EXERCISE AIM -> Omit the images, then output each of the records below exactly.

EXCERPTED DATA ->
------------------------------------------------------------------------

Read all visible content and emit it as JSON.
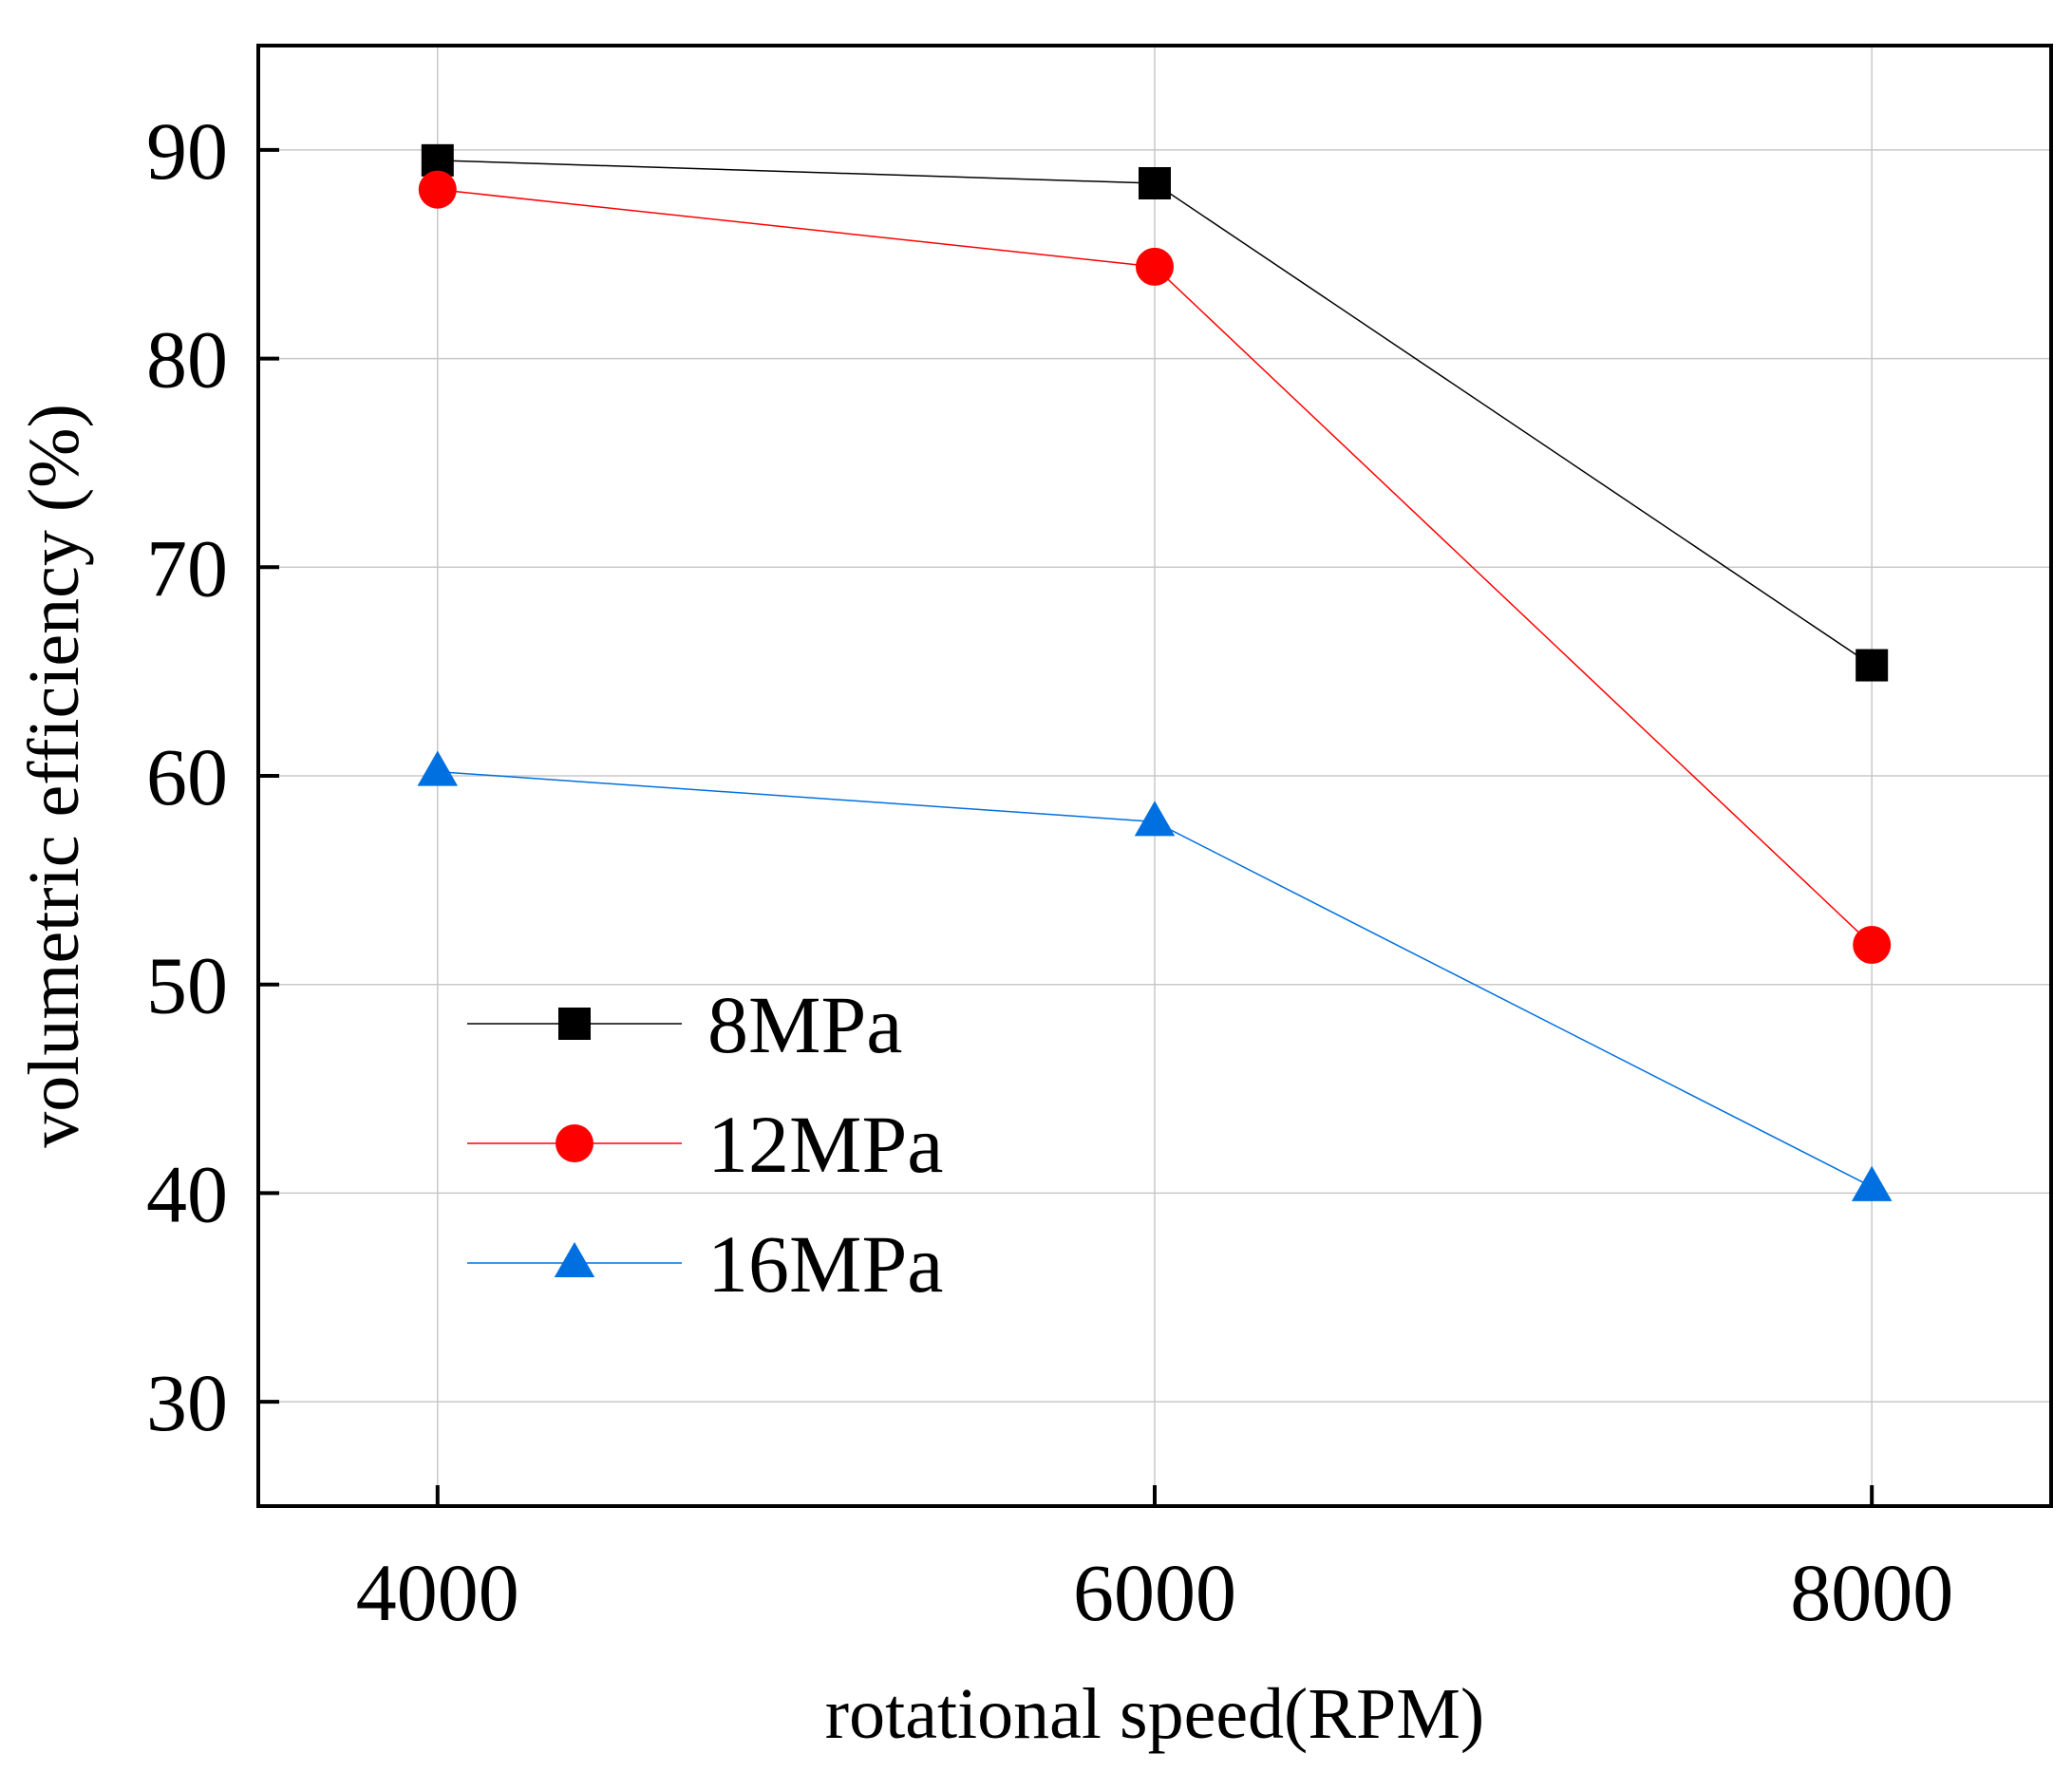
{
  "chart_data": {
    "type": "line",
    "title": "",
    "xlabel": "rotational speed(RPM)",
    "ylabel": "volumetric efficiency (%)",
    "x": [
      4000,
      6000,
      8000
    ],
    "xticks": [
      "4000",
      "6000",
      "8000"
    ],
    "yticks": [
      "30",
      "40",
      "50",
      "60",
      "70",
      "80",
      "90"
    ],
    "xlim": [
      3500,
      8500
    ],
    "ylim": [
      25,
      95
    ],
    "grid": true,
    "legend_position": "center-left",
    "series": [
      {
        "name": "8MPa",
        "values": [
          89.5,
          88.4,
          65.3
        ],
        "color": "#000000",
        "marker": "square"
      },
      {
        "name": "12MPa",
        "values": [
          88.1,
          84.4,
          51.9
        ],
        "color": "#ff0000",
        "marker": "circle"
      },
      {
        "name": "16MPa",
        "values": [
          60.2,
          57.8,
          40.3
        ],
        "color": "#0070e0",
        "marker": "triangle"
      }
    ]
  }
}
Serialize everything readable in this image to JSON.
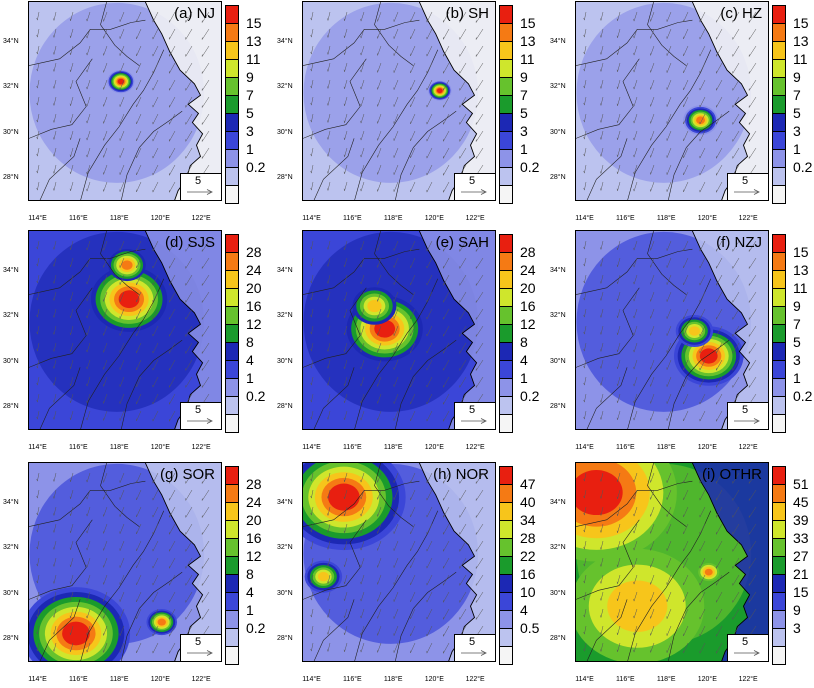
{
  "x_tick_labels": [
    "114°E",
    "116°E",
    "118°E",
    "120°E",
    "122°E"
  ],
  "y_tick_labels": [
    "34°N",
    "32°N",
    "30°N",
    "28°N"
  ],
  "reference_vector_label": "5",
  "palette_11": [
    "#f5f5f5",
    "#bcc3ef",
    "#8d93e8",
    "#3b46d8",
    "#1c28b4",
    "#1a9b2c",
    "#66c22d",
    "#cfe62c",
    "#f7c51b",
    "#f57a14",
    "#e81f10"
  ],
  "panels": [
    {
      "title": "(a) NJ",
      "levels": [
        "15",
        "13",
        "11",
        "9",
        "7",
        "5",
        "3",
        "1",
        "0.2"
      ],
      "hotspots": [
        {
          "lon": 118.0,
          "lat": 32.3,
          "intensity": 1.0,
          "spread": 0.35
        }
      ],
      "background_level": 1
    },
    {
      "title": "(b) SH",
      "levels": [
        "15",
        "13",
        "11",
        "9",
        "7",
        "5",
        "3",
        "1",
        "0.2"
      ],
      "hotspots": [
        {
          "lon": 120.2,
          "lat": 31.9,
          "intensity": 1.0,
          "spread": 0.3
        }
      ],
      "background_level": 1
    },
    {
      "title": "(c) HZ",
      "levels": [
        "15",
        "13",
        "11",
        "9",
        "7",
        "5",
        "3",
        "1",
        "0.2"
      ],
      "hotspots": [
        {
          "lon": 119.6,
          "lat": 30.6,
          "intensity": 0.9,
          "spread": 0.45
        }
      ],
      "background_level": 1
    },
    {
      "title": "(d) SJS",
      "levels": [
        "28",
        "24",
        "20",
        "16",
        "12",
        "8",
        "4",
        "1",
        "0.2"
      ],
      "hotspots": [
        {
          "lon": 118.4,
          "lat": 32.8,
          "intensity": 1.0,
          "spread": 1.0
        },
        {
          "lon": 118.3,
          "lat": 34.3,
          "intensity": 0.8,
          "spread": 0.5
        }
      ],
      "background_level": 3
    },
    {
      "title": "(e) SAH",
      "levels": [
        "28",
        "24",
        "20",
        "16",
        "12",
        "8",
        "4",
        "1",
        "0.2"
      ],
      "hotspots": [
        {
          "lon": 117.5,
          "lat": 31.5,
          "intensity": 1.0,
          "spread": 1.0
        },
        {
          "lon": 117.0,
          "lat": 32.5,
          "intensity": 0.7,
          "spread": 0.6
        }
      ],
      "background_level": 3
    },
    {
      "title": "(f) NZJ",
      "levels": [
        "15",
        "13",
        "11",
        "9",
        "7",
        "5",
        "3",
        "1",
        "0.2"
      ],
      "hotspots": [
        {
          "lon": 120.0,
          "lat": 30.3,
          "intensity": 1.0,
          "spread": 0.9
        },
        {
          "lon": 119.3,
          "lat": 31.4,
          "intensity": 0.7,
          "spread": 0.5
        }
      ],
      "background_level": 2
    },
    {
      "title": "(g) SOR",
      "levels": [
        "28",
        "24",
        "20",
        "16",
        "12",
        "8",
        "4",
        "1",
        "0.2"
      ],
      "hotspots": [
        {
          "lon": 115.8,
          "lat": 28.3,
          "intensity": 1.0,
          "spread": 1.4
        },
        {
          "lon": 120.0,
          "lat": 28.8,
          "intensity": 0.8,
          "spread": 0.4
        }
      ],
      "background_level": 2
    },
    {
      "title": "(h) NOR",
      "levels": [
        "47",
        "40",
        "34",
        "28",
        "22",
        "16",
        "10",
        "4",
        "0.5"
      ],
      "hotspots": [
        {
          "lon": 115.5,
          "lat": 34.3,
          "intensity": 1.0,
          "spread": 1.6
        },
        {
          "lon": 114.5,
          "lat": 30.8,
          "intensity": 0.6,
          "spread": 0.5
        }
      ],
      "background_level": 2
    },
    {
      "title": "(i) OTHR",
      "levels": [
        "51",
        "45",
        "39",
        "33",
        "27",
        "21",
        "15",
        "9",
        "3"
      ],
      "hotspots": [
        {
          "lon": 114.5,
          "lat": 34.5,
          "intensity": 1.0,
          "spread": 2.2
        },
        {
          "lon": 116.5,
          "lat": 29.5,
          "intensity": 0.6,
          "spread": 2.0
        },
        {
          "lon": 120.0,
          "lat": 31.0,
          "intensity": 0.9,
          "spread": 0.3
        }
      ],
      "background_level": 5
    }
  ]
}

------------------------------------------------------------------------

REPLY ->
Read all visible content and emit it as JSON.
{
  "chart_data": {
    "type": "line",
    "title": "",
    "xlabel": "rotational speed(RPM)",
    "ylabel": "volumetric efficiency (%)",
    "x": [
      4000,
      6000,
      8000
    ],
    "xticks": [
      "4000",
      "6000",
      "8000"
    ],
    "yticks": [
      "30",
      "40",
      "50",
      "60",
      "70",
      "80",
      "90"
    ],
    "xlim": [
      3500,
      8500
    ],
    "ylim": [
      25,
      95
    ],
    "grid": true,
    "legend_position": "center-left",
    "series": [
      {
        "name": "8MPa",
        "values": [
          89.5,
          88.4,
          65.3
        ],
        "color": "#000000",
        "marker": "square"
      },
      {
        "name": "12MPa",
        "values": [
          88.1,
          84.4,
          51.9
        ],
        "color": "#ff0000",
        "marker": "circle"
      },
      {
        "name": "16MPa",
        "values": [
          60.2,
          57.8,
          40.3
        ],
        "color": "#0070e0",
        "marker": "triangle"
      }
    ]
  }
}
Serialize everything readable in this image to JSON.
{
  "x_tick_labels": [
    "114°E",
    "116°E",
    "118°E",
    "120°E",
    "122°E"
  ],
  "y_tick_labels": [
    "34°N",
    "32°N",
    "30°N",
    "28°N"
  ],
  "reference_vector_label": "5",
  "palette_11": [
    "#f5f5f5",
    "#bcc3ef",
    "#8d93e8",
    "#3b46d8",
    "#1c28b4",
    "#1a9b2c",
    "#66c22d",
    "#cfe62c",
    "#f7c51b",
    "#f57a14",
    "#e81f10"
  ],
  "panels": [
    {
      "title": "(a) NJ",
      "levels": [
        "15",
        "13",
        "11",
        "9",
        "7",
        "5",
        "3",
        "1",
        "0.2"
      ],
      "hotspots": [
        {
          "lon": 118.0,
          "lat": 32.3,
          "intensity": 1.0,
          "spread": 0.35
        }
      ],
      "background_level": 1
    },
    {
      "title": "(b) SH",
      "levels": [
        "15",
        "13",
        "11",
        "9",
        "7",
        "5",
        "3",
        "1",
        "0.2"
      ],
      "hotspots": [
        {
          "lon": 120.2,
          "lat": 31.9,
          "intensity": 1.0,
          "spread": 0.3
        }
      ],
      "background_level": 1
    },
    {
      "title": "(c) HZ",
      "levels": [
        "15",
        "13",
        "11",
        "9",
        "7",
        "5",
        "3",
        "1",
        "0.2"
      ],
      "hotspots": [
        {
          "lon": 119.6,
          "lat": 30.6,
          "intensity": 0.9,
          "spread": 0.45
        }
      ],
      "background_level": 1
    },
    {
      "title": "(d) SJS",
      "levels": [
        "28",
        "24",
        "20",
        "16",
        "12",
        "8",
        "4",
        "1",
        "0.2"
      ],
      "hotspots": [
        {
          "lon": 118.4,
          "lat": 32.8,
          "intensity": 1.0,
          "spread": 1.0
        },
        {
          "lon": 118.3,
          "lat": 34.3,
          "intensity": 0.8,
          "spread": 0.5
        }
      ],
      "background_level": 3
    },
    {
      "title": "(e) SAH",
      "levels": [
        "28",
        "24",
        "20",
        "16",
        "12",
        "8",
        "4",
        "1",
        "0.2"
      ],
      "hotspots": [
        {
          "lon": 117.5,
          "lat": 31.5,
          "intensity": 1.0,
          "spread": 1.0
        },
        {
          "lon": 117.0,
          "lat": 32.5,
          "intensity": 0.7,
          "spread": 0.6
        }
      ],
      "background_level": 3
    },
    {
      "title": "(f) NZJ",
      "levels": [
        "15",
        "13",
        "11",
        "9",
        "7",
        "5",
        "3",
        "1",
        "0.2"
      ],
      "hotspots": [
        {
          "lon": 120.0,
          "lat": 30.3,
          "intensity": 1.0,
          "spread": 0.9
        },
        {
          "lon": 119.3,
          "lat": 31.4,
          "intensity": 0.7,
          "spread": 0.5
        }
      ],
      "background_level": 2
    },
    {
      "title": "(g) SOR",
      "levels": [
        "28",
        "24",
        "20",
        "16",
        "12",
        "8",
        "4",
        "1",
        "0.2"
      ],
      "hotspots": [
        {
          "lon": 115.8,
          "lat": 28.3,
          "intensity": 1.0,
          "spread": 1.4
        },
        {
          "lon": 120.0,
          "lat": 28.8,
          "intensity": 0.8,
          "spread": 0.4
        }
      ],
      "background_level": 2
    },
    {
      "title": "(h) NOR",
      "levels": [
        "47",
        "40",
        "34",
        "28",
        "22",
        "16",
        "10",
        "4",
        "0.5"
      ],
      "hotspots": [
        {
          "lon": 115.5,
          "lat": 34.3,
          "intensity": 1.0,
          "spread": 1.6
        },
        {
          "lon": 114.5,
          "lat": 30.8,
          "intensity": 0.6,
          "spread": 0.5
        }
      ],
      "background_level": 2
    },
    {
      "title": "(i) OTHR",
      "levels": [
        "51",
        "45",
        "39",
        "33",
        "27",
        "21",
        "15",
        "9",
        "3"
      ],
      "hotspots": [
        {
          "lon": 114.5,
          "lat": 34.5,
          "intensity": 1.0,
          "spread": 2.2
        },
        {
          "lon": 116.5,
          "lat": 29.5,
          "intensity": 0.6,
          "spread": 2.0
        },
        {
          "lon": 120.0,
          "lat": 31.0,
          "intensity": 0.9,
          "spread": 0.3
        }
      ],
      "background_level": 5
    }
  ]
}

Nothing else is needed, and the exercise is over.